- [Exercise objective]
Please rewrite all the records below as a numbered list, skipping any blank lines and leaving the pictures out.

(Layout dataset entries)
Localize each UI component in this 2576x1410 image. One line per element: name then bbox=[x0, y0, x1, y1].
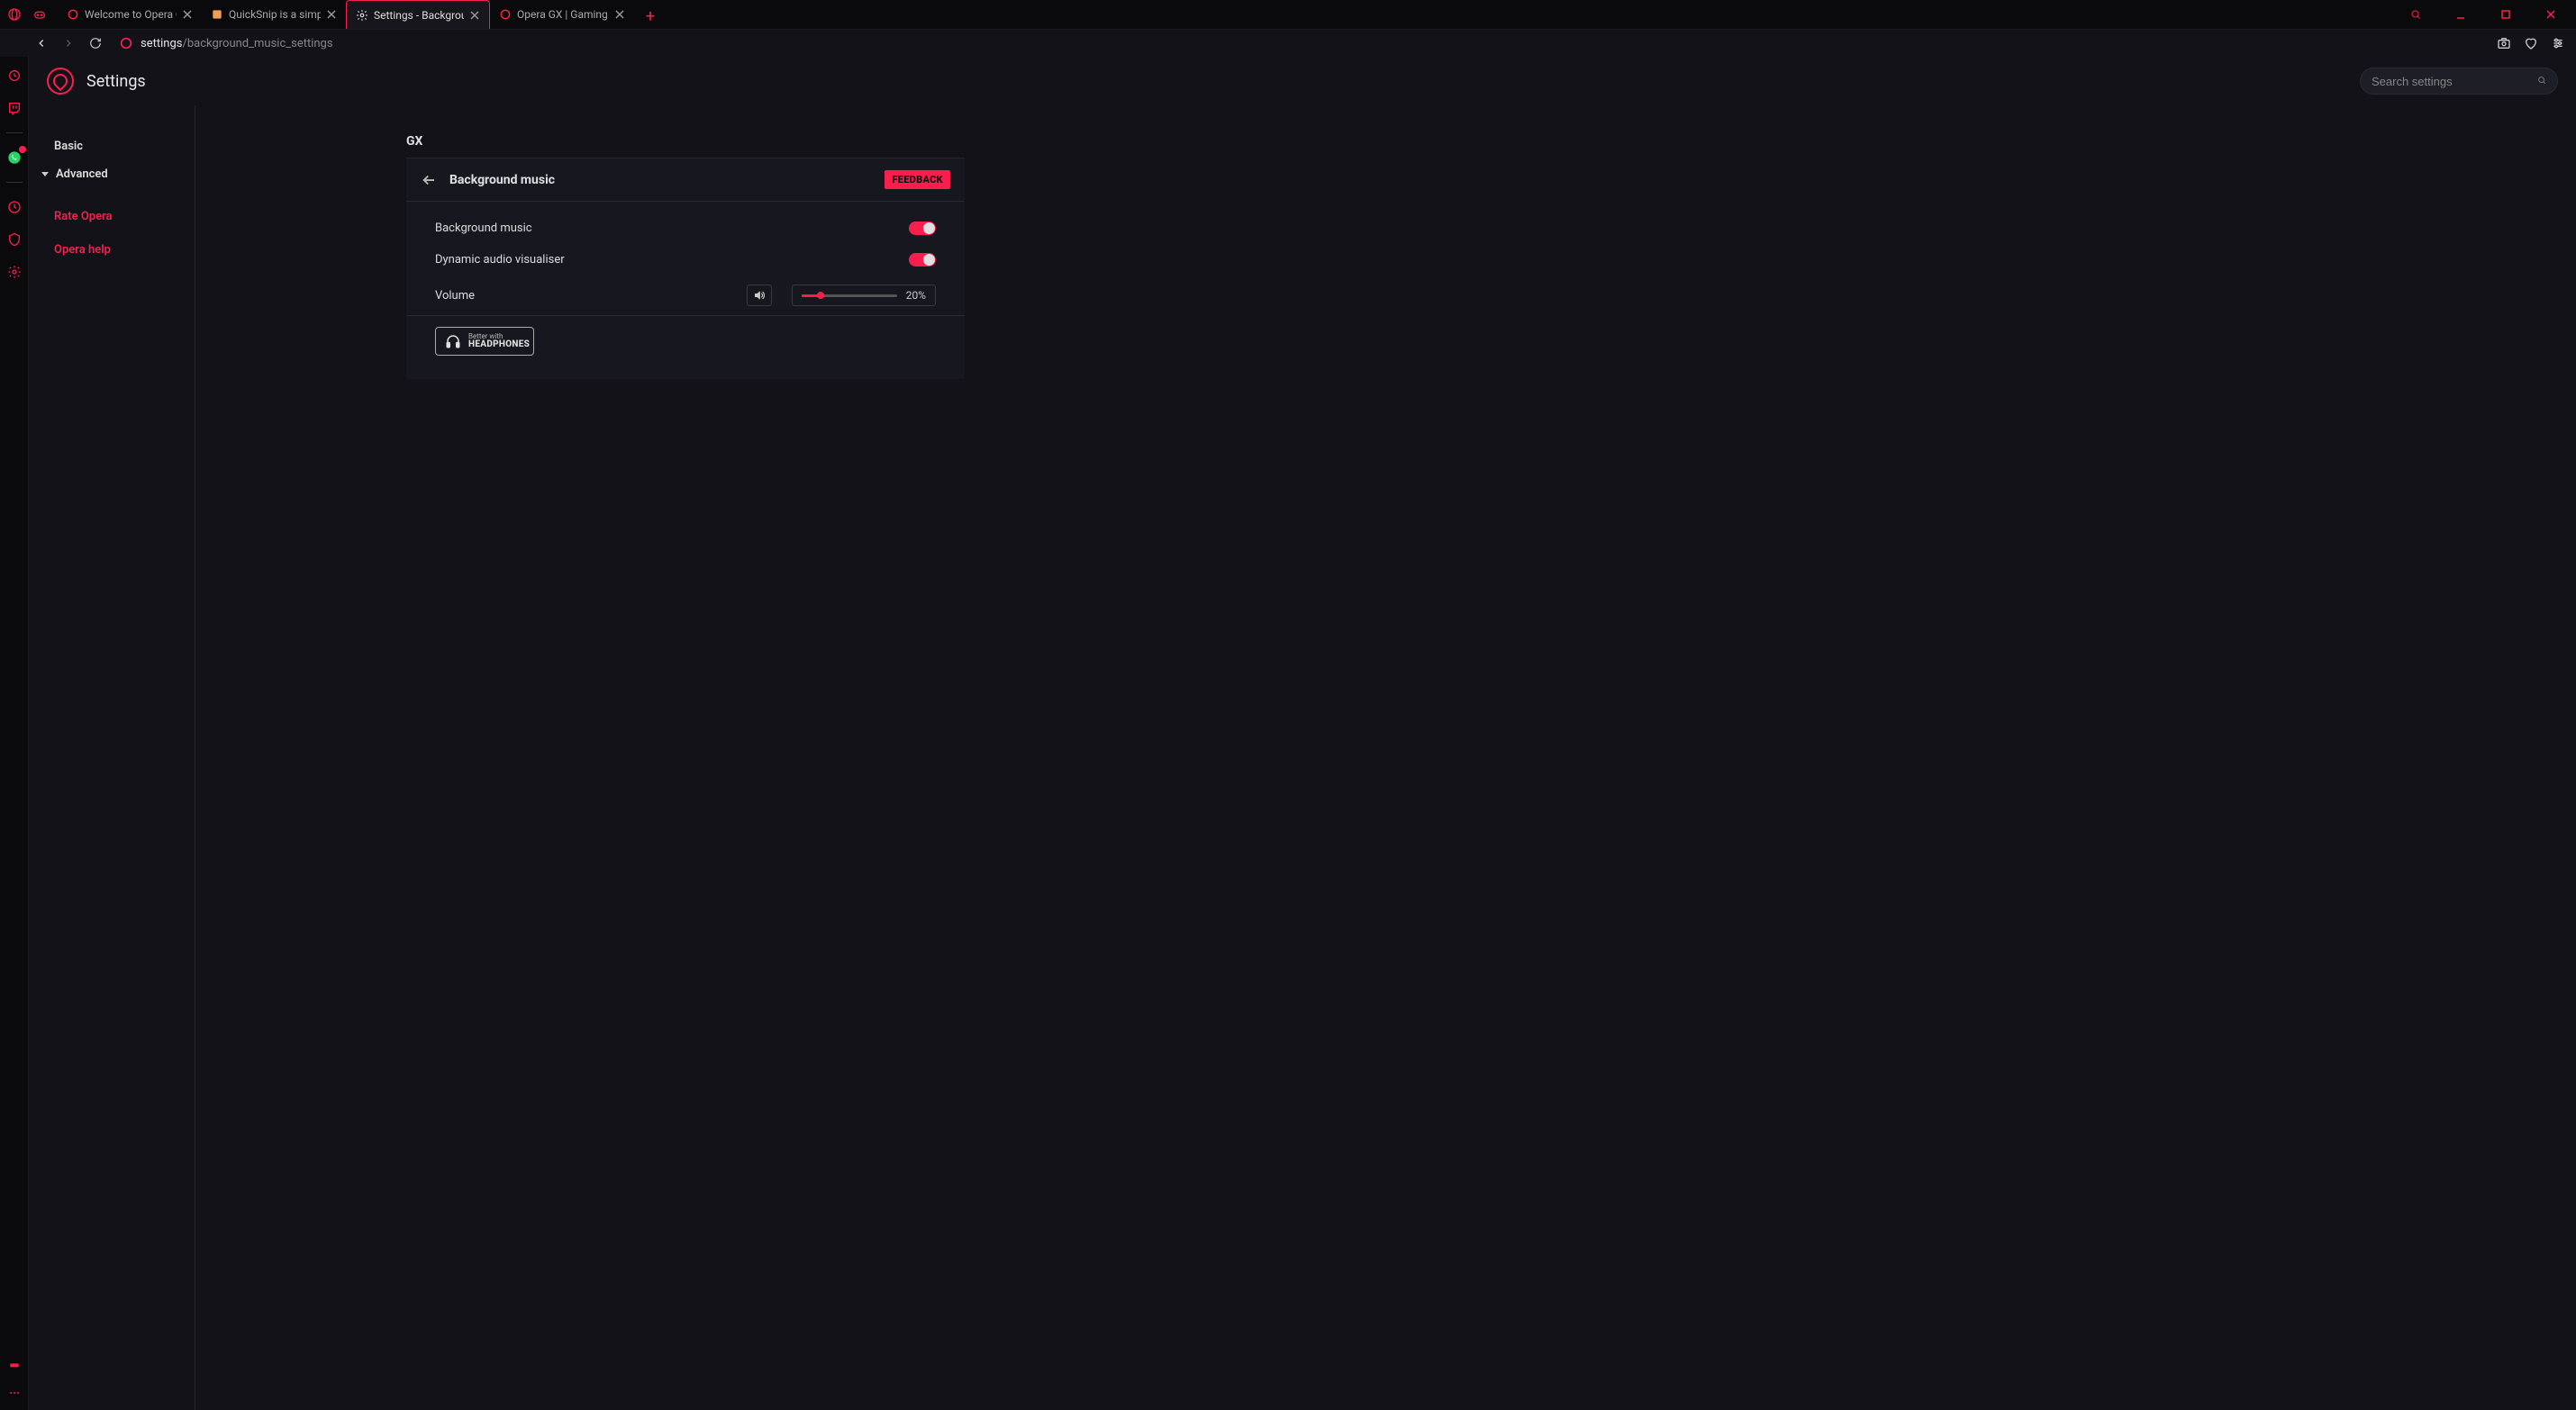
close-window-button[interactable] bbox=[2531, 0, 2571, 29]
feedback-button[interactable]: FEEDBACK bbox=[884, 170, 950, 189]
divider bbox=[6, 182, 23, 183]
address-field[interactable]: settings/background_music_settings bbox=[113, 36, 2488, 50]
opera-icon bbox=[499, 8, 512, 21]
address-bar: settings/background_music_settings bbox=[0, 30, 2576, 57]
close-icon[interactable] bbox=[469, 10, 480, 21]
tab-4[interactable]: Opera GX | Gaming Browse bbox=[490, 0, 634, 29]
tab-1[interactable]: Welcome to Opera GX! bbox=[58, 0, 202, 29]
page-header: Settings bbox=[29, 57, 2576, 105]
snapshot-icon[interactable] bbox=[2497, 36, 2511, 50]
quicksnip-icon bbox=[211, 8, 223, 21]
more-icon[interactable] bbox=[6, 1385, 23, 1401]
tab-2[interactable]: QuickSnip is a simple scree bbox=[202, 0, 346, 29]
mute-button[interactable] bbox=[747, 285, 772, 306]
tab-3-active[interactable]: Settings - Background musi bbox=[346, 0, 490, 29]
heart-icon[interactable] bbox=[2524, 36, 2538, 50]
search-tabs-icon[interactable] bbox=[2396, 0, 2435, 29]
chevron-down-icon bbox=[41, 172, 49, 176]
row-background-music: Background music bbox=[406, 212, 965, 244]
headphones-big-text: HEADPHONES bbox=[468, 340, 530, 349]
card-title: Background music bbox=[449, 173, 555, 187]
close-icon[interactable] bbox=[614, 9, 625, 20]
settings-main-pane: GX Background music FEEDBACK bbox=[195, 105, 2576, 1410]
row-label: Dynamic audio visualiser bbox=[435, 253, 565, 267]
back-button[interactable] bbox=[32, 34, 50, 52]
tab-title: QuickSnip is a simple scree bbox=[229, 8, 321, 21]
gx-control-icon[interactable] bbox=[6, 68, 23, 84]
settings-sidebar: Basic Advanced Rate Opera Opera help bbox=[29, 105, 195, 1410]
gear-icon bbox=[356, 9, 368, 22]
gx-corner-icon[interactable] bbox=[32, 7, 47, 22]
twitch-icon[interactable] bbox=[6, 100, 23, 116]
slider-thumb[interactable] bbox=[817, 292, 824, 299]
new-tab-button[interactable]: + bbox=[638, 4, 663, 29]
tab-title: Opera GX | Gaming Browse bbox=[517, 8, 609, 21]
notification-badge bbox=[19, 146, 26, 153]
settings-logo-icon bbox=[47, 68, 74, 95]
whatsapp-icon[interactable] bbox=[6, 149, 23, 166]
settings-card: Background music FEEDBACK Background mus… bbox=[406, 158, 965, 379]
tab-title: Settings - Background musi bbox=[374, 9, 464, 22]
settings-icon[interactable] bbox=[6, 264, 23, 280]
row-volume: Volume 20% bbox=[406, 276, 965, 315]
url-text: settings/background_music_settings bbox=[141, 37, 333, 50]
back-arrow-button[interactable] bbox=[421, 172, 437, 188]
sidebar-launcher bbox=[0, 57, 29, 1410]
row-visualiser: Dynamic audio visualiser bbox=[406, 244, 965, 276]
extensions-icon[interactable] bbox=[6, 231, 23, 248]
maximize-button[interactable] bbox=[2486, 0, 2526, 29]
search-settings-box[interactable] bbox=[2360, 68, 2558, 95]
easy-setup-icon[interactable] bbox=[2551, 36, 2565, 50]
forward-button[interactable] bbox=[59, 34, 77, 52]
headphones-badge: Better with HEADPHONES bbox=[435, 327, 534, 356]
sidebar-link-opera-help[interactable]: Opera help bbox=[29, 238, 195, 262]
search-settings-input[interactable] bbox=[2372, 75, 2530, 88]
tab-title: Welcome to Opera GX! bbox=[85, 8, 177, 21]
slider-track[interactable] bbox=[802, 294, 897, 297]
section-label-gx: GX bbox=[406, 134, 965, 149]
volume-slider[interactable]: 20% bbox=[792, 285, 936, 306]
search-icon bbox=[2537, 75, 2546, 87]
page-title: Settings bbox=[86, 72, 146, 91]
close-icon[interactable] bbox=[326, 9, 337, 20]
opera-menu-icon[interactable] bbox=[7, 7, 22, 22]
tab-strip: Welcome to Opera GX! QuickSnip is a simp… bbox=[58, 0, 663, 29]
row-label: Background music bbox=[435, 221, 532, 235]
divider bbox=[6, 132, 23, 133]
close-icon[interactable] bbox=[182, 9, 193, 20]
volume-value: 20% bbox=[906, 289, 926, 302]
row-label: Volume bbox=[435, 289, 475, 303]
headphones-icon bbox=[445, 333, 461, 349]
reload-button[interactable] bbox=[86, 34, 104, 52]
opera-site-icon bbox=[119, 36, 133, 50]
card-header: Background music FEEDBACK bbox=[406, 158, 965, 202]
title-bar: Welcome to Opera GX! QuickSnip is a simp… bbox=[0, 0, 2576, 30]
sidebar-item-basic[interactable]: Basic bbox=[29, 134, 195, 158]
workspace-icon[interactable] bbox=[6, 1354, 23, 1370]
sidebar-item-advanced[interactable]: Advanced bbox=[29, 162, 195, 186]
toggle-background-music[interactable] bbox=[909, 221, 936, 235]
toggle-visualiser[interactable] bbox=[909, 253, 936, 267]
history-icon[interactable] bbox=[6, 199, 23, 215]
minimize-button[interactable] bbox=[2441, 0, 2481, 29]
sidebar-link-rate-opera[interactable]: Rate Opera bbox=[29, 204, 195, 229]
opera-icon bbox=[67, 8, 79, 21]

- [Task result]
1. Localize each UI component in this 2576x1410 image. One line per element: name then bbox=[x0, y0, x1, y1].
2. close-window-button[interactable] bbox=[2531, 0, 2571, 29]
3. feedback-button[interactable]: FEEDBACK bbox=[884, 170, 950, 189]
4. divider bbox=[6, 182, 23, 183]
5. address-field[interactable]: settings/background_music_settings bbox=[113, 36, 2488, 50]
6. opera-icon bbox=[499, 8, 512, 21]
7. address-bar: settings/background_music_settings bbox=[0, 30, 2576, 57]
8. close-icon[interactable] bbox=[469, 10, 480, 21]
9. tab-4[interactable]: Opera GX | Gaming Browse bbox=[490, 0, 634, 29]
10. tab-1[interactable]: Welcome to Opera GX! bbox=[58, 0, 202, 29]
11. page-header: Settings bbox=[29, 57, 2576, 105]
12. snapshot-icon[interactable] bbox=[2497, 36, 2511, 50]
13. quicksnip-icon bbox=[211, 8, 223, 21]
14. more-icon[interactable] bbox=[6, 1385, 23, 1401]
15. tab-2[interactable]: QuickSnip is a simple scree bbox=[202, 0, 346, 29]
16. mute-button[interactable] bbox=[747, 285, 772, 306]
17. tab-3-active[interactable]: Settings - Background musi bbox=[346, 0, 490, 29]
18. heart-icon[interactable] bbox=[2524, 36, 2538, 50]
19. search-tabs-icon[interactable] bbox=[2396, 0, 2435, 29]
20. chevron-down-icon bbox=[41, 172, 49, 176]
21. row-background-music: Background music bbox=[406, 212, 965, 244]
22. headphones-big-text: HEADPHONES bbox=[468, 340, 530, 349]
23. card-title: Background music bbox=[449, 173, 555, 187]
24. close-icon[interactable] bbox=[614, 9, 625, 20]
25. settings-main-pane: GX Background music FEEDBACK bbox=[195, 105, 2576, 1410]
26. row-label: Dynamic audio visualiser bbox=[435, 253, 565, 267]
27. back-button[interactable] bbox=[32, 34, 50, 52]
28. tab-title: QuickSnip is a simple scree bbox=[229, 8, 321, 21]
29. gx-control-icon[interactable] bbox=[6, 68, 23, 84]
30. settings-sidebar: Basic Advanced Rate Opera Opera help bbox=[29, 105, 195, 1410]
31. gear-icon bbox=[356, 9, 368, 22]
32. gx-corner-icon[interactable] bbox=[32, 7, 47, 22]
33. twitch-icon[interactable] bbox=[6, 100, 23, 116]
34. slider-thumb[interactable] bbox=[817, 292, 824, 299]
35. new-tab-button[interactable]: + bbox=[638, 4, 663, 29]
36. tab-title: Opera GX | Gaming Browse bbox=[517, 8, 609, 21]
37. notification-badge bbox=[19, 146, 26, 153]
38. settings-logo-icon bbox=[47, 68, 74, 95]
39. whatsapp-icon[interactable] bbox=[6, 149, 23, 166]
40. settings-card: Background music FEEDBACK Background mus… bbox=[406, 158, 965, 379]
41. tab-title: Settings - Background musi bbox=[374, 9, 464, 22]
42. settings-icon[interactable] bbox=[6, 264, 23, 280]
43. row-volume: Volume 20% bbox=[406, 276, 965, 315]
44. url-text: settings/background_music_settings bbox=[141, 37, 333, 50]
45. back-arrow-button[interactable] bbox=[421, 172, 437, 188]
46. sidebar-launcher bbox=[0, 57, 29, 1410]
47. row-visualiser: Dynamic audio visualiser bbox=[406, 244, 965, 276]
48. extensions-icon[interactable] bbox=[6, 231, 23, 248]
49. maximize-button[interactable] bbox=[2486, 0, 2526, 29]
50. search-settings-box[interactable] bbox=[2360, 68, 2558, 95]
51. easy-setup-icon[interactable] bbox=[2551, 36, 2565, 50]
52. forward-button[interactable] bbox=[59, 34, 77, 52]
53. headphones-badge: Better with HEADPHONES bbox=[435, 327, 534, 356]
54. sidebar-link-opera-help[interactable]: Opera help bbox=[29, 238, 195, 262]
55. search-settings-input[interactable] bbox=[2372, 75, 2530, 88]
56. tab-title: Welcome to Opera GX! bbox=[85, 8, 177, 21]
57. slider-track[interactable] bbox=[802, 294, 897, 297]
58. section-label-gx: GX bbox=[406, 134, 965, 149]
59. volume-slider[interactable]: 20% bbox=[792, 285, 936, 306]
60. search-icon bbox=[2537, 75, 2546, 87]
61. page-title: Settings bbox=[86, 72, 146, 91]
62. close-icon[interactable] bbox=[326, 9, 337, 20]
63. opera-menu-icon[interactable] bbox=[7, 7, 22, 22]
64. tab-strip: Welcome to Opera GX! QuickSnip is a simp… bbox=[58, 0, 663, 29]
65. row-label: Background music bbox=[435, 221, 532, 235]
66. divider bbox=[6, 132, 23, 133]
67. close-icon[interactable] bbox=[182, 9, 193, 20]
68. volume-value: 20% bbox=[906, 289, 926, 302]
69. row-label: Volume bbox=[435, 289, 475, 303]
70. headphones-icon bbox=[445, 333, 461, 349]
71. reload-button[interactable] bbox=[86, 34, 104, 52]
72. opera-site-icon bbox=[119, 36, 133, 50]
73. card-header: Background music FEEDBACK bbox=[406, 158, 965, 202]
74. title-bar: Welcome to Opera GX! QuickSnip is a simp… bbox=[0, 0, 2576, 30]
75. sidebar-item-basic[interactable]: Basic bbox=[29, 134, 195, 158]
76. workspace-icon[interactable] bbox=[6, 1354, 23, 1370]
77. sidebar-item-advanced[interactable]: Advanced bbox=[29, 162, 195, 186]
78. toggle-background-music[interactable] bbox=[909, 221, 936, 235]
79. toggle-visualiser[interactable] bbox=[909, 253, 936, 267]
80. history-icon[interactable] bbox=[6, 199, 23, 215]
81. minimize-button[interactable] bbox=[2441, 0, 2481, 29]
82. sidebar-link-rate-opera[interactable]: Rate Opera bbox=[29, 204, 195, 229]
83. opera-icon bbox=[67, 8, 79, 21]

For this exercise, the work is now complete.